Stored records:
[Begin]

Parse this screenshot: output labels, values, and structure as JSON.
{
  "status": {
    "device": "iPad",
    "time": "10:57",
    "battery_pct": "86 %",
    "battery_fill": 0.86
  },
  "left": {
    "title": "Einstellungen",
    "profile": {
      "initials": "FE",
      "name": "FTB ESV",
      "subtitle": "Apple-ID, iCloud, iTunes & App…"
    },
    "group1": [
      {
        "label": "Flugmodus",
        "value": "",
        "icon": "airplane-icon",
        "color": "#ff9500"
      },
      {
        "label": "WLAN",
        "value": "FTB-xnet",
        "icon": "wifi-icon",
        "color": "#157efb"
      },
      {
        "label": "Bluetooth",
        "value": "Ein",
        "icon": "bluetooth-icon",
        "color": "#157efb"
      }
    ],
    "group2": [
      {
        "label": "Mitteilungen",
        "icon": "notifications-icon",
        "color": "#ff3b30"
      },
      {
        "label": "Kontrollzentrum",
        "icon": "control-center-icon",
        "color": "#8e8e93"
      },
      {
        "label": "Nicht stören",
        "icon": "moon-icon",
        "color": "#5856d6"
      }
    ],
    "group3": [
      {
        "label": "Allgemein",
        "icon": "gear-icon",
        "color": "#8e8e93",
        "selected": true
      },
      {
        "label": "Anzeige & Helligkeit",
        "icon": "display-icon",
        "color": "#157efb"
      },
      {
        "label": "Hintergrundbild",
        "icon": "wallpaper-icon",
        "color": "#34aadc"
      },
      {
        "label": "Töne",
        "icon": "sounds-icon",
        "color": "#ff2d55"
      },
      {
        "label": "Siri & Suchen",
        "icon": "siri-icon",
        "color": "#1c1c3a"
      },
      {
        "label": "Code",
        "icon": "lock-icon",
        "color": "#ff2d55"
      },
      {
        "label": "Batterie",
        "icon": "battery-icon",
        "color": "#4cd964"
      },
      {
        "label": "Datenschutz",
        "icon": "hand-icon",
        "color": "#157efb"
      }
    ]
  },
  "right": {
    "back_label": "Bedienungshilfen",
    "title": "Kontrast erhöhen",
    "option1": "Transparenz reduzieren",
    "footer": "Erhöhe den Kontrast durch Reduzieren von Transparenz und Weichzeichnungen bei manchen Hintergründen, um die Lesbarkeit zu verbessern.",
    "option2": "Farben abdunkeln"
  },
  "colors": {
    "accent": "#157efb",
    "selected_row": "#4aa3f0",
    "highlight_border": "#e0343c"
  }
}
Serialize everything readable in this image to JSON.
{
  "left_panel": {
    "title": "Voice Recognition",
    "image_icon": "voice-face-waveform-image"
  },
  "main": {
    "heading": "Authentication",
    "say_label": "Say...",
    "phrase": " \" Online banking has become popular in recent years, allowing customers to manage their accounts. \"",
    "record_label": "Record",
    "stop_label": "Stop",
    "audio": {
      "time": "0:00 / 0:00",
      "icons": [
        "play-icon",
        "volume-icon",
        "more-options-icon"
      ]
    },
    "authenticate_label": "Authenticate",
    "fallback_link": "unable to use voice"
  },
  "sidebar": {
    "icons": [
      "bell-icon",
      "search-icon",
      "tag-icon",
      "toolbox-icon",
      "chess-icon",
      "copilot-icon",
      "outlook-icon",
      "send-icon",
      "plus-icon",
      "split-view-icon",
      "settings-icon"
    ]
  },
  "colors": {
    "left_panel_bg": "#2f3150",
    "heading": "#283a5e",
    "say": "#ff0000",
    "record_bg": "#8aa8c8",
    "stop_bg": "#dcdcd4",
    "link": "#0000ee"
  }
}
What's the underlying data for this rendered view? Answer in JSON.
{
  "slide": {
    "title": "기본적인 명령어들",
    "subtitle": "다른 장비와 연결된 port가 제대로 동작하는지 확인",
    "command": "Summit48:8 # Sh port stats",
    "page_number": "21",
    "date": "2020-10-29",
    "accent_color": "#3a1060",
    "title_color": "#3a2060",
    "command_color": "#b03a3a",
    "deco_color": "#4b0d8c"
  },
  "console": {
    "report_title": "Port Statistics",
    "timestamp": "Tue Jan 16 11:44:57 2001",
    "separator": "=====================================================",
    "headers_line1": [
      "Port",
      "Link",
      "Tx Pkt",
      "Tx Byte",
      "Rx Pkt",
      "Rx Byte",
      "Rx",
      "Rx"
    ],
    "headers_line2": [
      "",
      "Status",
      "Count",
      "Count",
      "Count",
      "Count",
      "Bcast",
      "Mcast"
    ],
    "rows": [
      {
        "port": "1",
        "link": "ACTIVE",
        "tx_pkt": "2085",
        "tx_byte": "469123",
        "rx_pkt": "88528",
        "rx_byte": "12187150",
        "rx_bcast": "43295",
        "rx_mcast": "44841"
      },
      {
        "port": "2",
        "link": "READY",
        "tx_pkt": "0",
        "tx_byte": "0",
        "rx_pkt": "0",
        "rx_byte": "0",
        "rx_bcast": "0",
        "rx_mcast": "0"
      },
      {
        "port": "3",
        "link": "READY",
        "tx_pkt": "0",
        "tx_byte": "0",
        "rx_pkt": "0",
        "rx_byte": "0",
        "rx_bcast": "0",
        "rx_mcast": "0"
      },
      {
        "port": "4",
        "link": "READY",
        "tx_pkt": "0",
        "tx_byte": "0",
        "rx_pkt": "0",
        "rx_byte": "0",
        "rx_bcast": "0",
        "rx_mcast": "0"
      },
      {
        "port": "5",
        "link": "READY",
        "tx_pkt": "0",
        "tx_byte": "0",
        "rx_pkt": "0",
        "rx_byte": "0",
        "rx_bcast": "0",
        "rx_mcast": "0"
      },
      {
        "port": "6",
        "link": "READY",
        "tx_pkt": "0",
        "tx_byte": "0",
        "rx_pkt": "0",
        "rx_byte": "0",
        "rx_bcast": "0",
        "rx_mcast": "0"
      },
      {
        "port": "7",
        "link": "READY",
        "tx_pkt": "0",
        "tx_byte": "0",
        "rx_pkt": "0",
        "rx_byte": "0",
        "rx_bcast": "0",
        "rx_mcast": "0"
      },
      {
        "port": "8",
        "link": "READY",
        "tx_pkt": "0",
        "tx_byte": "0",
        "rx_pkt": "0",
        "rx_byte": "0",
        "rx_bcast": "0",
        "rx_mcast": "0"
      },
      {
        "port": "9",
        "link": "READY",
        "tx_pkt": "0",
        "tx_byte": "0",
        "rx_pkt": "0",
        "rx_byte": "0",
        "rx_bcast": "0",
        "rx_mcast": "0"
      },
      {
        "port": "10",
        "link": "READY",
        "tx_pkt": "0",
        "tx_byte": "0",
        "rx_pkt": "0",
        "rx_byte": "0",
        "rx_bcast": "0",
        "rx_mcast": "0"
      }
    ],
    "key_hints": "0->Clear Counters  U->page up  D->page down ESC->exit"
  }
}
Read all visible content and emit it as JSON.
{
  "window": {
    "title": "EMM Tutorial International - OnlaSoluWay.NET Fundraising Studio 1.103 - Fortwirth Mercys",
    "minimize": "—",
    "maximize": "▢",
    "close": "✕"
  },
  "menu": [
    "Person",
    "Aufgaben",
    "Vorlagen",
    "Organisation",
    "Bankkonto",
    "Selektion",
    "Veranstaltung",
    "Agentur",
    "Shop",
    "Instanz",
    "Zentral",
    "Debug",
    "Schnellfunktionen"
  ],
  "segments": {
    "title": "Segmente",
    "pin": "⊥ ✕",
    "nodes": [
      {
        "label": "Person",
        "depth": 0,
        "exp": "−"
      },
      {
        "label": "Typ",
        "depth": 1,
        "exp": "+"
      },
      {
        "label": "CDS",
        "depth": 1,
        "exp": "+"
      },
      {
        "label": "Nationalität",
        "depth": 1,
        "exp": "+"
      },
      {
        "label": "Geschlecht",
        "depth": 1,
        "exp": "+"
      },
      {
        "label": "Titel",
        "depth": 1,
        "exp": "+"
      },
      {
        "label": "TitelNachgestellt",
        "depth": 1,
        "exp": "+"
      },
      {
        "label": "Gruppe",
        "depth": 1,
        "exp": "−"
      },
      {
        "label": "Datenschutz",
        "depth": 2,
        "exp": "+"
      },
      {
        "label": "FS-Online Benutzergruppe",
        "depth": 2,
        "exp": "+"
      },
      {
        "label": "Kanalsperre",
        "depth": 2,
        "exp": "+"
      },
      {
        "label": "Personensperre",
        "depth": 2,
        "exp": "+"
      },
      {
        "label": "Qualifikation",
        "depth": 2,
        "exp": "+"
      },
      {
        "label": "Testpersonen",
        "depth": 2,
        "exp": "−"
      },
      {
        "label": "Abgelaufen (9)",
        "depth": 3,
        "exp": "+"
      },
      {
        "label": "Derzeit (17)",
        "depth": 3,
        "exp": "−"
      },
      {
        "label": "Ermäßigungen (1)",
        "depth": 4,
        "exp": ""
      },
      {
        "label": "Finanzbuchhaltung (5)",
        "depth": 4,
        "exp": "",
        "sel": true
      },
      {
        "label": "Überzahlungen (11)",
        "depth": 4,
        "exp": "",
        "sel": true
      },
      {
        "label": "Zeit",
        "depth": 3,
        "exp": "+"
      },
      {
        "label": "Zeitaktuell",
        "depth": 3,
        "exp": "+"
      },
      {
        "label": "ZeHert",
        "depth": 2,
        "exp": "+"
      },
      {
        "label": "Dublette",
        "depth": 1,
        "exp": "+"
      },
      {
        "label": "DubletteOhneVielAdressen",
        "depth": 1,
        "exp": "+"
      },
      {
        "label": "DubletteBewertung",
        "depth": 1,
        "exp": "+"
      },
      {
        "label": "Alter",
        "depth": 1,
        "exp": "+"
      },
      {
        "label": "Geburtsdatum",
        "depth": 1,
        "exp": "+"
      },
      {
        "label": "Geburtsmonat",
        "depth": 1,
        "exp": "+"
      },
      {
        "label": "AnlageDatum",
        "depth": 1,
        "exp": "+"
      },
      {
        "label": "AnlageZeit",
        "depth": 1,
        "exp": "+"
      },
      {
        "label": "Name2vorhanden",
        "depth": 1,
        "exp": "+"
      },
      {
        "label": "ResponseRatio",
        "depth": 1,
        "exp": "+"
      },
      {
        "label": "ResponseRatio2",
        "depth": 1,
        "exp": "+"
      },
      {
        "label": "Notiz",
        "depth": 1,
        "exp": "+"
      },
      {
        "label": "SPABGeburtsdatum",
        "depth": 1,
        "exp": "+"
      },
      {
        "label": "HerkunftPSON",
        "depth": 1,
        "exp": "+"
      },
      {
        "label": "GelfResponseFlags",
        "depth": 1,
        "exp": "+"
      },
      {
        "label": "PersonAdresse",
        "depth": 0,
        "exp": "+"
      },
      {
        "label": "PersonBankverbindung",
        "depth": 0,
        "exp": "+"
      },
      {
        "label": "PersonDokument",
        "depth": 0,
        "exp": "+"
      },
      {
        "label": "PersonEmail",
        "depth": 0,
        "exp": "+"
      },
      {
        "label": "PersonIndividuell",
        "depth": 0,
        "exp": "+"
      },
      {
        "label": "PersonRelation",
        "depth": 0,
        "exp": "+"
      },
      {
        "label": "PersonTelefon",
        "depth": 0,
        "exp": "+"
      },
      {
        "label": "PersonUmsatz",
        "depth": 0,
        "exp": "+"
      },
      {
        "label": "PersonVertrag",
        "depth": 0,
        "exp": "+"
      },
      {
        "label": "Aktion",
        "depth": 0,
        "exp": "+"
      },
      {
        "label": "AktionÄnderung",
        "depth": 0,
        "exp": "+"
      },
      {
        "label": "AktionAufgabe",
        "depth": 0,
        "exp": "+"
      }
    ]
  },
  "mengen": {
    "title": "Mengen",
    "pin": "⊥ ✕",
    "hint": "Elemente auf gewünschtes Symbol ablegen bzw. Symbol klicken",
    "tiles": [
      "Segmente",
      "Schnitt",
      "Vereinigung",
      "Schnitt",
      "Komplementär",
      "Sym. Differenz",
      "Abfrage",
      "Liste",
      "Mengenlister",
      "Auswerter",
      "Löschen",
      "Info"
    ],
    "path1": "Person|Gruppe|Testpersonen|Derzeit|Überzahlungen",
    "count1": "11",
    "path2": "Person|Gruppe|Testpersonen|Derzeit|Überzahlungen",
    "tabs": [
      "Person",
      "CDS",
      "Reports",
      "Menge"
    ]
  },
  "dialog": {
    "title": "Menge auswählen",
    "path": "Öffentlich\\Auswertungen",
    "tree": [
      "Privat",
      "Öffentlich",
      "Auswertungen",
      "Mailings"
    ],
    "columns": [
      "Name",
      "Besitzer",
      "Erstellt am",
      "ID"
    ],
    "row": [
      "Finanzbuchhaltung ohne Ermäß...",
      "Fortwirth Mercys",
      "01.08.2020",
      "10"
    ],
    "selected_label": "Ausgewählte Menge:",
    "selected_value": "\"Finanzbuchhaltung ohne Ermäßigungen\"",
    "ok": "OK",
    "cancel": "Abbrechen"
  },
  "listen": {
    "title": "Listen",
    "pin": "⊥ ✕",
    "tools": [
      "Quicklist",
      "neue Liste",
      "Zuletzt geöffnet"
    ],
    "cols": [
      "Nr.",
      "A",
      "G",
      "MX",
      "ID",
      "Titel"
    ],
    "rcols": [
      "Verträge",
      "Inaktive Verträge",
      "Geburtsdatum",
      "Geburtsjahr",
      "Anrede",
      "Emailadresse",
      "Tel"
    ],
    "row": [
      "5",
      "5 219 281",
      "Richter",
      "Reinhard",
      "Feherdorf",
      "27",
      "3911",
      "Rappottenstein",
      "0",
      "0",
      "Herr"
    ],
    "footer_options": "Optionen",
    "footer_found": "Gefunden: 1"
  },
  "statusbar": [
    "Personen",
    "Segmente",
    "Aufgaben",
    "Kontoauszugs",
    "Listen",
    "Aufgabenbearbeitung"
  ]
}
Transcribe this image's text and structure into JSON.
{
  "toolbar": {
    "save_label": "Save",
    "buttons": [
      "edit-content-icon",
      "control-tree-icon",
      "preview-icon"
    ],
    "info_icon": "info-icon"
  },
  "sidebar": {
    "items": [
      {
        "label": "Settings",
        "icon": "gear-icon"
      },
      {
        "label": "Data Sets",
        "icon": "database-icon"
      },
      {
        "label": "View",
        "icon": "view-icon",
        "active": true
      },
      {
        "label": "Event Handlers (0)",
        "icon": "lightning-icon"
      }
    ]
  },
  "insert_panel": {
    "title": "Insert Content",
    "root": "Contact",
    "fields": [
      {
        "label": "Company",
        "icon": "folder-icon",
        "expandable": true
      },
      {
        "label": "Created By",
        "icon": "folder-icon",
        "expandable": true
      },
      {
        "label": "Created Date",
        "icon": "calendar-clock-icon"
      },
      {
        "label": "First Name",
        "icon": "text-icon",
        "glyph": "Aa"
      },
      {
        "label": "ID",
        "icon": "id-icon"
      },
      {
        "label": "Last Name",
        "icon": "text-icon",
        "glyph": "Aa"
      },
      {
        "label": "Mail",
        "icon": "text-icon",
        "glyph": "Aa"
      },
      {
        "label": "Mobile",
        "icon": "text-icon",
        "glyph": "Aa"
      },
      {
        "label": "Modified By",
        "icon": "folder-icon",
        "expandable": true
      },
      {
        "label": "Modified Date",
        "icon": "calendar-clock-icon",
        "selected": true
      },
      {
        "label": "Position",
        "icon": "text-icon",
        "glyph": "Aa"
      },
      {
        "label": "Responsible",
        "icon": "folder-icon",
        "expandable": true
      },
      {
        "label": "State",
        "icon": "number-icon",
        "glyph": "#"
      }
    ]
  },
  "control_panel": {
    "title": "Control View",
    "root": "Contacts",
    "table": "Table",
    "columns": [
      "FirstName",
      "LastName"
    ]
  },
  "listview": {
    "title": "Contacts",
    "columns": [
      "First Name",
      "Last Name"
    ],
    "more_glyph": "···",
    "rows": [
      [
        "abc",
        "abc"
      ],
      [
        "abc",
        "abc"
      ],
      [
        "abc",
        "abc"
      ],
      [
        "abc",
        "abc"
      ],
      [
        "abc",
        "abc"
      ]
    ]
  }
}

[End]

What to do: Above are the records. Identify each line that contains the word "Kontrast".

Expected answer:
    "title": "Kontrast erhöhen",
    "footer": "Erhöhe den Kontrast durch Reduzieren von Transparenz und Weichzeichnungen bei manchen Hintergründen, um die Lesbarkeit zu verbessern.",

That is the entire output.